**Input rows**.
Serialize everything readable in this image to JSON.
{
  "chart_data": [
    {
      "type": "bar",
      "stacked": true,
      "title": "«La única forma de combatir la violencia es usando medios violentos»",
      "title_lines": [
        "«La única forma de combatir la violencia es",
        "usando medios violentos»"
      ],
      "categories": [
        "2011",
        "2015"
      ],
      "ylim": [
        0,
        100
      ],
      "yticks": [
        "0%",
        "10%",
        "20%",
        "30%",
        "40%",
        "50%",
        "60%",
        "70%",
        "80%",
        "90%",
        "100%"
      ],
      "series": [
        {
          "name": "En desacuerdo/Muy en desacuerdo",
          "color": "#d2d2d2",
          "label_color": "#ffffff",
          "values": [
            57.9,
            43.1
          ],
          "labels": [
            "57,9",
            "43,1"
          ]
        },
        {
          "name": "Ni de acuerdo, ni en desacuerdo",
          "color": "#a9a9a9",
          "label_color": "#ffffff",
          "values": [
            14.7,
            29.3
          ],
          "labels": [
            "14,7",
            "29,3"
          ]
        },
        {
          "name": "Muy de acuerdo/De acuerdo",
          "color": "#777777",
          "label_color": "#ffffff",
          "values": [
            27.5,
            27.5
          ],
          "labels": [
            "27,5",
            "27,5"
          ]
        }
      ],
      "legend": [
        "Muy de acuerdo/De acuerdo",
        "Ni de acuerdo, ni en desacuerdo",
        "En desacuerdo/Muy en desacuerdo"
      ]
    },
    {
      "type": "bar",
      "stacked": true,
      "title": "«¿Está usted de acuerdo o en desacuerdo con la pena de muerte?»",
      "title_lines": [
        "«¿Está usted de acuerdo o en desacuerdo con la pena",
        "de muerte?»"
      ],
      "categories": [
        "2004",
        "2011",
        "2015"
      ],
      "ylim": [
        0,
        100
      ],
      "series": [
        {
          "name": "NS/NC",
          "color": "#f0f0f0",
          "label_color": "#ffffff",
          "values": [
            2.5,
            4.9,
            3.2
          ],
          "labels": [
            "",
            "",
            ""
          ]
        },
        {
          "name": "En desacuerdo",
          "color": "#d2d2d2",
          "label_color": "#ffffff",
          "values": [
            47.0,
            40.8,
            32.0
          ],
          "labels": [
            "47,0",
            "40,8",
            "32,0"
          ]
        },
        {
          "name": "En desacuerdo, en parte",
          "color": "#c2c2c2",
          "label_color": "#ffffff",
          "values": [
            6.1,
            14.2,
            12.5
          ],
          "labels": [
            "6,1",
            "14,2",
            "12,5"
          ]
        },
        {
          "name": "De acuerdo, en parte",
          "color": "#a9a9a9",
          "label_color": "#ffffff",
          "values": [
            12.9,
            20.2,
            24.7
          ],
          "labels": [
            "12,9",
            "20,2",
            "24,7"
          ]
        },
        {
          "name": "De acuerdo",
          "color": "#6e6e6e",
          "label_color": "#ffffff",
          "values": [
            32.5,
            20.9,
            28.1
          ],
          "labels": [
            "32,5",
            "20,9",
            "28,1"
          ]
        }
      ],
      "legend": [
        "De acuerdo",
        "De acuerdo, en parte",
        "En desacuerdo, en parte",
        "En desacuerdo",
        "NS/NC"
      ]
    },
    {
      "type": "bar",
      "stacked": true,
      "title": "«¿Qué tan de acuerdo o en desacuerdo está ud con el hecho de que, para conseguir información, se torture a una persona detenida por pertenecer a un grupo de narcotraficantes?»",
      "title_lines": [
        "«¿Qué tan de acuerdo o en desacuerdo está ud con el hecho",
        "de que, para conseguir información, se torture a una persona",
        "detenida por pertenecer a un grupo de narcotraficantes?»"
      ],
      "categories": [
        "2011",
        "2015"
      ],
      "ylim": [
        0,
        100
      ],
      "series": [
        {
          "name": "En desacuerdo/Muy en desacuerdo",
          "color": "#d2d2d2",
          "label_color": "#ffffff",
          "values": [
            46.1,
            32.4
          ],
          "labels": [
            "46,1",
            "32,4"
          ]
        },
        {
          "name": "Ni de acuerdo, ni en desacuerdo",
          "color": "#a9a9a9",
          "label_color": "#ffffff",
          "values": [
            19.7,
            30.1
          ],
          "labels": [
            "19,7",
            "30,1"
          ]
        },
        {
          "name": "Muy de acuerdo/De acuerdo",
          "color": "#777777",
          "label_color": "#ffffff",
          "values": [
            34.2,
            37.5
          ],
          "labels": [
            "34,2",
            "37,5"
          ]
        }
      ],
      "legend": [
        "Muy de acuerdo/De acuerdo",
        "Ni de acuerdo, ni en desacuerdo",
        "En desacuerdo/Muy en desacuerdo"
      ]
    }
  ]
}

**Exercise**. Word for word, quote all of the data above.

**Result of the exercise**.
Serialize everything readable in this image to JSON.
{
  "chart_data": [
    {
      "type": "bar",
      "stacked": true,
      "title": "«La única forma de combatir la violencia es usando medios violentos»",
      "title_lines": [
        "«La única forma de combatir la violencia es",
        "usando medios violentos»"
      ],
      "categories": [
        "2011",
        "2015"
      ],
      "ylim": [
        0,
        100
      ],
      "yticks": [
        "0%",
        "10%",
        "20%",
        "30%",
        "40%",
        "50%",
        "60%",
        "70%",
        "80%",
        "90%",
        "100%"
      ],
      "series": [
        {
          "name": "En desacuerdo/Muy en desacuerdo",
          "color": "#d2d2d2",
          "label_color": "#ffffff",
          "values": [
            57.9,
            43.1
          ],
          "labels": [
            "57,9",
            "43,1"
          ]
        },
        {
          "name": "Ni de acuerdo, ni en desacuerdo",
          "color": "#a9a9a9",
          "label_color": "#ffffff",
          "values": [
            14.7,
            29.3
          ],
          "labels": [
            "14,7",
            "29,3"
          ]
        },
        {
          "name": "Muy de acuerdo/De acuerdo",
          "color": "#777777",
          "label_color": "#ffffff",
          "values": [
            27.5,
            27.5
          ],
          "labels": [
            "27,5",
            "27,5"
          ]
        }
      ],
      "legend": [
        "Muy de acuerdo/De acuerdo",
        "Ni de acuerdo, ni en desacuerdo",
        "En desacuerdo/Muy en desacuerdo"
      ]
    },
    {
      "type": "bar",
      "stacked": true,
      "title": "«¿Está usted de acuerdo o en desacuerdo con la pena de muerte?»",
      "title_lines": [
        "«¿Está usted de acuerdo o en desacuerdo con la pena",
        "de muerte?»"
      ],
      "categories": [
        "2004",
        "2011",
        "2015"
      ],
      "ylim": [
        0,
        100
      ],
      "series": [
        {
          "name": "NS/NC",
          "color": "#f0f0f0",
          "label_color": "#ffffff",
          "values": [
            2.5,
            4.9,
            3.2
          ],
          "labels": [
            "",
            "",
            ""
          ]
        },
        {
          "name": "En desacuerdo",
          "color": "#d2d2d2",
          "label_color": "#ffffff",
          "values": [
            47.0,
            40.8,
            32.0
          ],
          "labels": [
            "47,0",
            "40,8",
            "32,0"
          ]
        },
        {
          "name": "En desacuerdo, en parte",
          "color": "#c2c2c2",
          "label_color": "#ffffff",
          "values": [
            6.1,
            14.2,
            12.5
          ],
          "labels": [
            "6,1",
            "14,2",
            "12,5"
          ]
        },
        {
          "name": "De acuerdo, en parte",
          "color": "#a9a9a9",
          "label_color": "#ffffff",
          "values": [
            12.9,
            20.2,
            24.7
          ],
          "labels": [
            "12,9",
            "20,2",
            "24,7"
          ]
        },
        {
          "name": "De acuerdo",
          "color": "#6e6e6e",
          "label_color": "#ffffff",
          "values": [
            32.5,
            20.9,
            28.1
          ],
          "labels": [
            "32,5",
            "20,9",
            "28,1"
          ]
        }
      ],
      "legend": [
        "De acuerdo",
        "De acuerdo, en parte",
        "En desacuerdo, en parte",
        "En desacuerdo",
        "NS/NC"
      ]
    },
    {
      "type": "bar",
      "stacked": true,
      "title": "«¿Qué tan de acuerdo o en desacuerdo está ud con el hecho de que, para conseguir información, se torture a una persona detenida por pertenecer a un grupo de narcotraficantes?»",
      "title_lines": [
        "«¿Qué tan de acuerdo o en desacuerdo está ud con el hecho",
        "de que, para conseguir información, se torture a una persona",
        "detenida por pertenecer a un grupo de narcotraficantes?»"
      ],
      "categories": [
        "2011",
        "2015"
      ],
      "ylim": [
        0,
        100
      ],
      "series": [
        {
          "name": "En desacuerdo/Muy en desacuerdo",
          "color": "#d2d2d2",
          "label_color": "#ffffff",
          "values": [
            46.1,
            32.4
          ],
          "labels": [
            "46,1",
            "32,4"
          ]
        },
        {
          "name": "Ni de acuerdo, ni en desacuerdo",
          "color": "#a9a9a9",
          "label_color": "#ffffff",
          "values": [
            19.7,
            30.1
          ],
          "labels": [
            "19,7",
            "30,1"
          ]
        },
        {
          "name": "Muy de acuerdo/De acuerdo",
          "color": "#777777",
          "label_color": "#ffffff",
          "values": [
            34.2,
            37.5
          ],
          "labels": [
            "34,2",
            "37,5"
          ]
        }
      ],
      "legend": [
        "Muy de acuerdo/De acuerdo",
        "Ni de acuerdo, ni en desacuerdo",
        "En desacuerdo/Muy en desacuerdo"
      ]
    }
  ]
}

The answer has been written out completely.